• The problem
Your copy of the material must match it exactly, except that pictures are dropped.

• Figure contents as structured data

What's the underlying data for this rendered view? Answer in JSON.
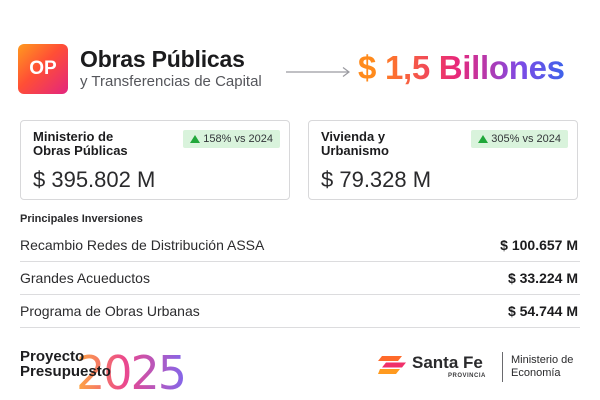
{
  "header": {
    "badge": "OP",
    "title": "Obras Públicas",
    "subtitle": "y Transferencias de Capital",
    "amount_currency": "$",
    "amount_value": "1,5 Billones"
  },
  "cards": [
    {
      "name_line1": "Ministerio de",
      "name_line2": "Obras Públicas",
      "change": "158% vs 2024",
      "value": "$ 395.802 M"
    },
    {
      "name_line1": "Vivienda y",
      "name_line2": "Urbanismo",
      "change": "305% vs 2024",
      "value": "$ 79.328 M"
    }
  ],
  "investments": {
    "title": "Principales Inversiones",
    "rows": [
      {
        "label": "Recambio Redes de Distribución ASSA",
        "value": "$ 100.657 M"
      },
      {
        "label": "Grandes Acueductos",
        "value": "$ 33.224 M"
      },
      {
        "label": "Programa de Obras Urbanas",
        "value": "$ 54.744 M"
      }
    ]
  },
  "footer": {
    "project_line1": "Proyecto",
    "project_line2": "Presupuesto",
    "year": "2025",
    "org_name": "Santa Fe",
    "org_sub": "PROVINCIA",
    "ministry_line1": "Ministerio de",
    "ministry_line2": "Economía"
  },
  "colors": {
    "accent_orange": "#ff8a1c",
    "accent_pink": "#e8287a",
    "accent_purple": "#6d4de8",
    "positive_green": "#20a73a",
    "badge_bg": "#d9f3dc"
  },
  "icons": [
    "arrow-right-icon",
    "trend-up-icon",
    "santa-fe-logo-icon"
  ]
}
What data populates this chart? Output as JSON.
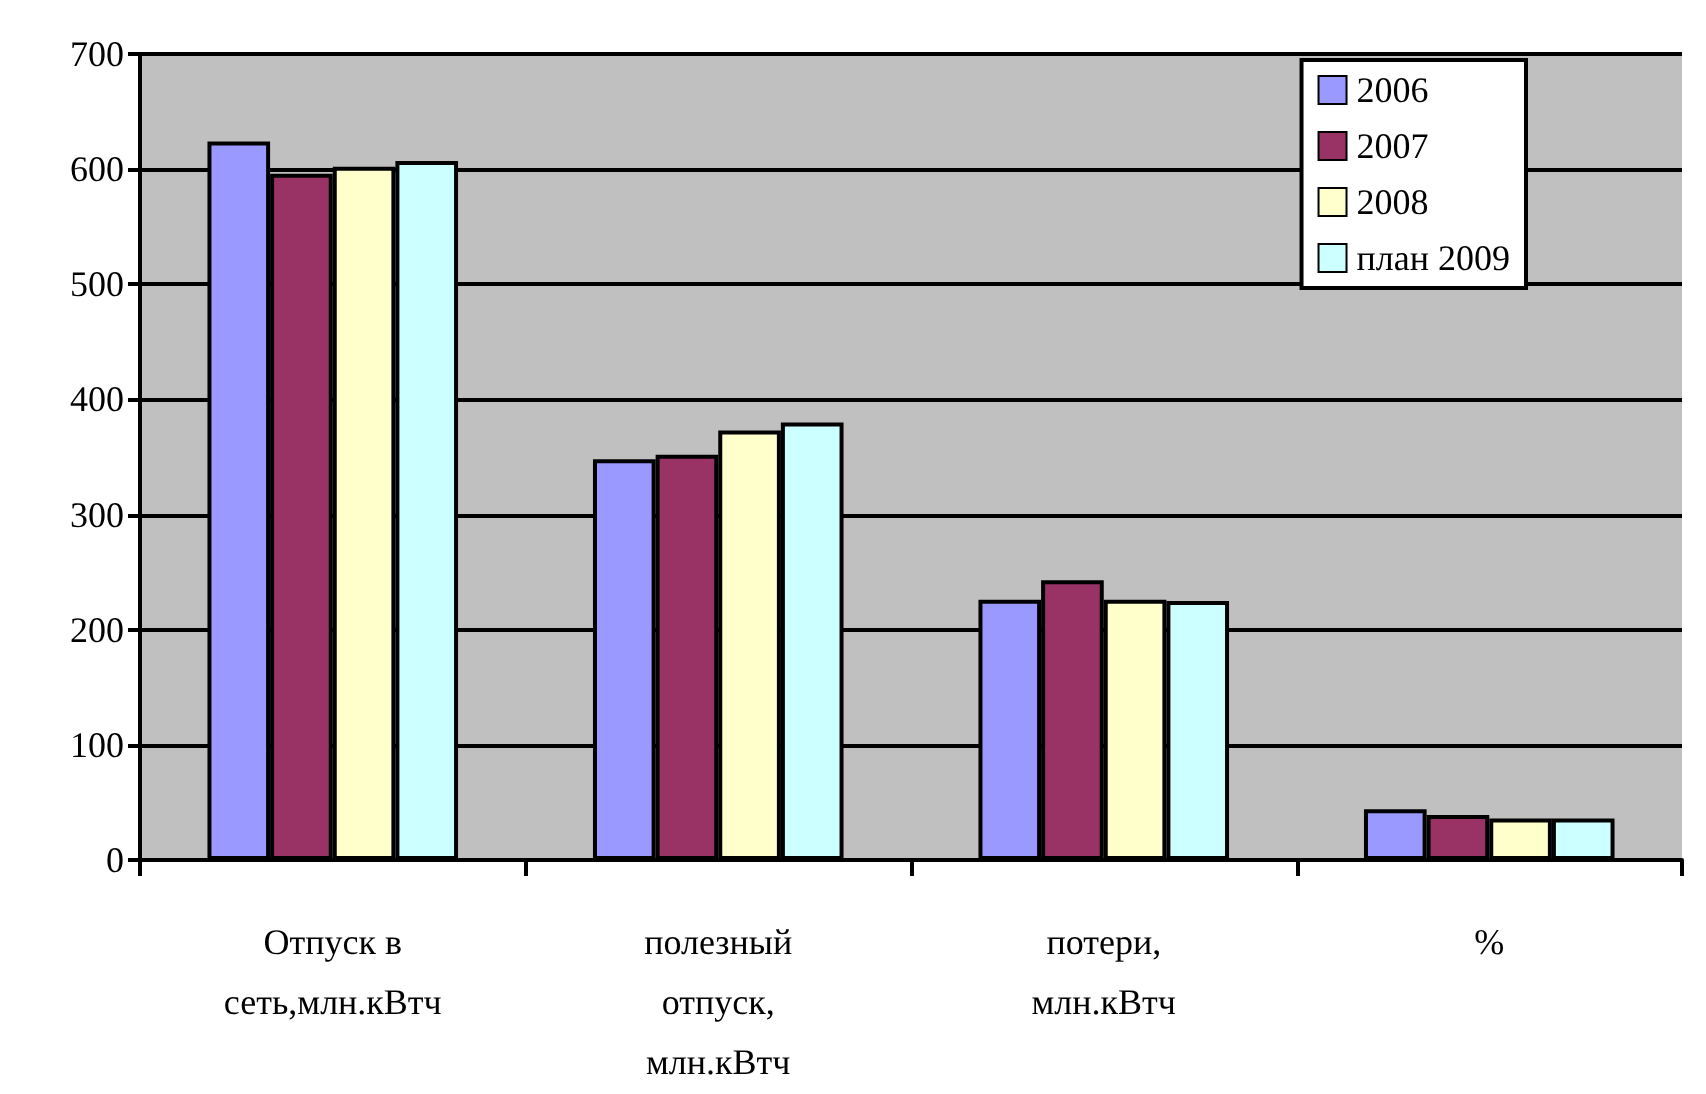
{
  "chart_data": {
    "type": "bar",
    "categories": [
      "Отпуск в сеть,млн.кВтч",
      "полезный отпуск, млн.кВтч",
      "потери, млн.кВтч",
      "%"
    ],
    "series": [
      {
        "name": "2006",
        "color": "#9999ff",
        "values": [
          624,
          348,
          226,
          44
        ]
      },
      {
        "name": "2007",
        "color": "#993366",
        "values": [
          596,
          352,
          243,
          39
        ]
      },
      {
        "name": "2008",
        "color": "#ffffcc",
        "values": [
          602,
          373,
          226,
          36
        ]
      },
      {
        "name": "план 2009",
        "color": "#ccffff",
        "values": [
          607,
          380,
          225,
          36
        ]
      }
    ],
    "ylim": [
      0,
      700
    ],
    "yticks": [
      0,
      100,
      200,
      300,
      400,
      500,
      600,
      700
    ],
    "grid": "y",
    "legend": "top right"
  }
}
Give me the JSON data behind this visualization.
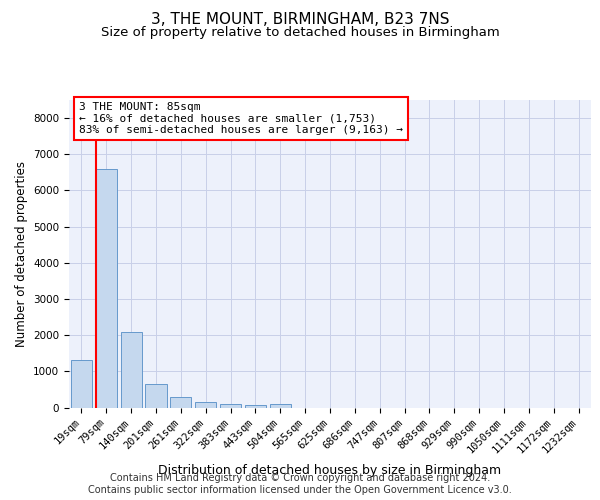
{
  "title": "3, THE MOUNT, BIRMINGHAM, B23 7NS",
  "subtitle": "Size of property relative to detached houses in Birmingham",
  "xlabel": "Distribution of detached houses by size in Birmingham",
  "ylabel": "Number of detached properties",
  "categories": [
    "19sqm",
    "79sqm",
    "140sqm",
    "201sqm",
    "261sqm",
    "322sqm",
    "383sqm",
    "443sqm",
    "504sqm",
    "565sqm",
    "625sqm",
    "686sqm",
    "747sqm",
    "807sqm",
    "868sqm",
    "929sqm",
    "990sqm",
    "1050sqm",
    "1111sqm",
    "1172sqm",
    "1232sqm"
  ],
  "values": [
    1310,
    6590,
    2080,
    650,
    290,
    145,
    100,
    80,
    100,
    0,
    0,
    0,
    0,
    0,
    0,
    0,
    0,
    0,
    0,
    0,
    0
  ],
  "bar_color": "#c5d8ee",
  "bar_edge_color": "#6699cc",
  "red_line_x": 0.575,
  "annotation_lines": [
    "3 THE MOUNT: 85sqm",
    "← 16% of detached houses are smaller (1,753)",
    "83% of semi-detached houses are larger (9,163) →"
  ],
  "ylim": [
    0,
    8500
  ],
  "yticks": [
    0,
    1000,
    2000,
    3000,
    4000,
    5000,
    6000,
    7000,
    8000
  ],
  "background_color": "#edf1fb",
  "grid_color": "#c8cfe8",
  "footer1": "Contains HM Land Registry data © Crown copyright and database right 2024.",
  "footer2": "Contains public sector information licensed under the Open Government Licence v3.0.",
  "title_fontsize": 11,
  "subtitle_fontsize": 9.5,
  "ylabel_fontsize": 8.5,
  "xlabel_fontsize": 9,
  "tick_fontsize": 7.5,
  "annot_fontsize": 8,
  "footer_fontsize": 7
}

• Written answer
What's the underlying data for this rendered view? Answer in JSON.
{
  "header": {
    "badge": "OP",
    "title": "Obras Públicas",
    "subtitle": "y Transferencias de Capital",
    "amount_currency": "$",
    "amount_value": "1,5 Billones"
  },
  "cards": [
    {
      "name_line1": "Ministerio de",
      "name_line2": "Obras Públicas",
      "change": "158% vs 2024",
      "value": "$ 395.802 M"
    },
    {
      "name_line1": "Vivienda y",
      "name_line2": "Urbanismo",
      "change": "305% vs 2024",
      "value": "$ 79.328 M"
    }
  ],
  "investments": {
    "title": "Principales Inversiones",
    "rows": [
      {
        "label": "Recambio Redes de Distribución ASSA",
        "value": "$ 100.657 M"
      },
      {
        "label": "Grandes Acueductos",
        "value": "$ 33.224 M"
      },
      {
        "label": "Programa de Obras Urbanas",
        "value": "$ 54.744 M"
      }
    ]
  },
  "footer": {
    "project_line1": "Proyecto",
    "project_line2": "Presupuesto",
    "year": "2025",
    "org_name": "Santa Fe",
    "org_sub": "PROVINCIA",
    "ministry_line1": "Ministerio de",
    "ministry_line2": "Economía"
  },
  "colors": {
    "accent_orange": "#ff8a1c",
    "accent_pink": "#e8287a",
    "accent_purple": "#6d4de8",
    "positive_green": "#20a73a",
    "badge_bg": "#d9f3dc"
  },
  "icons": [
    "arrow-right-icon",
    "trend-up-icon",
    "santa-fe-logo-icon"
  ]
}
What data populates this chart? Output as JSON.
{
  "chart_data": {
    "type": "bar",
    "categories": [
      "Отпуск в сеть,млн.кВтч",
      "полезный отпуск, млн.кВтч",
      "потери, млн.кВтч",
      "%"
    ],
    "series": [
      {
        "name": "2006",
        "color": "#9999ff",
        "values": [
          624,
          348,
          226,
          44
        ]
      },
      {
        "name": "2007",
        "color": "#993366",
        "values": [
          596,
          352,
          243,
          39
        ]
      },
      {
        "name": "2008",
        "color": "#ffffcc",
        "values": [
          602,
          373,
          226,
          36
        ]
      },
      {
        "name": "план 2009",
        "color": "#ccffff",
        "values": [
          607,
          380,
          225,
          36
        ]
      }
    ],
    "ylim": [
      0,
      700
    ],
    "yticks": [
      0,
      100,
      200,
      300,
      400,
      500,
      600,
      700
    ],
    "grid": "y",
    "legend": "top right"
  }
}
Give me the JSON data behind this visualization.
{
  "title": "3, THE MOUNT, BIRMINGHAM, B23 7NS",
  "subtitle": "Size of property relative to detached houses in Birmingham",
  "xlabel": "Distribution of detached houses by size in Birmingham",
  "ylabel": "Number of detached properties",
  "categories": [
    "19sqm",
    "79sqm",
    "140sqm",
    "201sqm",
    "261sqm",
    "322sqm",
    "383sqm",
    "443sqm",
    "504sqm",
    "565sqm",
    "625sqm",
    "686sqm",
    "747sqm",
    "807sqm",
    "868sqm",
    "929sqm",
    "990sqm",
    "1050sqm",
    "1111sqm",
    "1172sqm",
    "1232sqm"
  ],
  "values": [
    1310,
    6590,
    2080,
    650,
    290,
    145,
    100,
    80,
    100,
    0,
    0,
    0,
    0,
    0,
    0,
    0,
    0,
    0,
    0,
    0,
    0
  ],
  "bar_color": "#c5d8ee",
  "bar_edge_color": "#6699cc",
  "red_line_x": 0.575,
  "annotation_lines": [
    "3 THE MOUNT: 85sqm",
    "← 16% of detached houses are smaller (1,753)",
    "83% of semi-detached houses are larger (9,163) →"
  ],
  "ylim": [
    0,
    8500
  ],
  "yticks": [
    0,
    1000,
    2000,
    3000,
    4000,
    5000,
    6000,
    7000,
    8000
  ],
  "background_color": "#edf1fb",
  "grid_color": "#c8cfe8",
  "footer1": "Contains HM Land Registry data © Crown copyright and database right 2024.",
  "footer2": "Contains public sector information licensed under the Open Government Licence v3.0.",
  "title_fontsize": 11,
  "subtitle_fontsize": 9.5,
  "ylabel_fontsize": 8.5,
  "xlabel_fontsize": 9,
  "tick_fontsize": 7.5,
  "annot_fontsize": 8,
  "footer_fontsize": 7
}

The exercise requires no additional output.